TASK PROMPT
Print the entries below in their entirety, exactly as they are written.

╭─ TASK DATA

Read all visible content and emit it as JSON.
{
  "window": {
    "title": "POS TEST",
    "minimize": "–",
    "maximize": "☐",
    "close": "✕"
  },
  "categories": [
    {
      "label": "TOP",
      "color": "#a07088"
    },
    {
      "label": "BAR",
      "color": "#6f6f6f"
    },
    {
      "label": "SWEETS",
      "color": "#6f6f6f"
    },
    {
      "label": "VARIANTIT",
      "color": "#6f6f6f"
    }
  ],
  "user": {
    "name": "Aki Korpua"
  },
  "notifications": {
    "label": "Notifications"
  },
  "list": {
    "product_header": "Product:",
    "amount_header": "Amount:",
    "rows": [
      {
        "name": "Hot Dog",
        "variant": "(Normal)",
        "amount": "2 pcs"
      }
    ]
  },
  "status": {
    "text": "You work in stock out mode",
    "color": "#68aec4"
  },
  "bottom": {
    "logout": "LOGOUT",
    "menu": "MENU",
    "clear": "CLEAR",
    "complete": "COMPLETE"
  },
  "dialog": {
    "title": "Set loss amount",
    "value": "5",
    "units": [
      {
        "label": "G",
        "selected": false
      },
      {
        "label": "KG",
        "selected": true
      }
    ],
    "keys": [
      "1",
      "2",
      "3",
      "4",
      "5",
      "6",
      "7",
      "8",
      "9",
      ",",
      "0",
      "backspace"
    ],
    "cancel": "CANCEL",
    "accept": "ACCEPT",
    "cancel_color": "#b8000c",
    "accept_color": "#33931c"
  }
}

╰─

ANSWER TO THE TASK
Read all visible content and emit it as JSON.
{
  "window": {
    "title": "POS TEST",
    "minimize": "–",
    "maximize": "☐",
    "close": "✕"
  },
  "categories": [
    {
      "label": "TOP",
      "color": "#a07088"
    },
    {
      "label": "BAR",
      "color": "#6f6f6f"
    },
    {
      "label": "SWEETS",
      "color": "#6f6f6f"
    },
    {
      "label": "VARIANTIT",
      "color": "#6f6f6f"
    }
  ],
  "user": {
    "name": "Aki Korpua"
  },
  "notifications": {
    "label": "Notifications"
  },
  "list": {
    "product_header": "Product:",
    "amount_header": "Amount:",
    "rows": [
      {
        "name": "Hot Dog",
        "variant": "(Normal)",
        "amount": "2 pcs"
      }
    ]
  },
  "status": {
    "text": "You work in stock out mode",
    "color": "#68aec4"
  },
  "bottom": {
    "logout": "LOGOUT",
    "menu": "MENU",
    "clear": "CLEAR",
    "complete": "COMPLETE"
  },
  "dialog": {
    "title": "Set loss amount",
    "value": "5",
    "units": [
      {
        "label": "G",
        "selected": false
      },
      {
        "label": "KG",
        "selected": true
      }
    ],
    "keys": [
      "1",
      "2",
      "3",
      "4",
      "5",
      "6",
      "7",
      "8",
      "9",
      ",",
      "0",
      "backspace"
    ],
    "cancel": "CANCEL",
    "accept": "ACCEPT",
    "cancel_color": "#b8000c",
    "accept_color": "#33931c"
  }
}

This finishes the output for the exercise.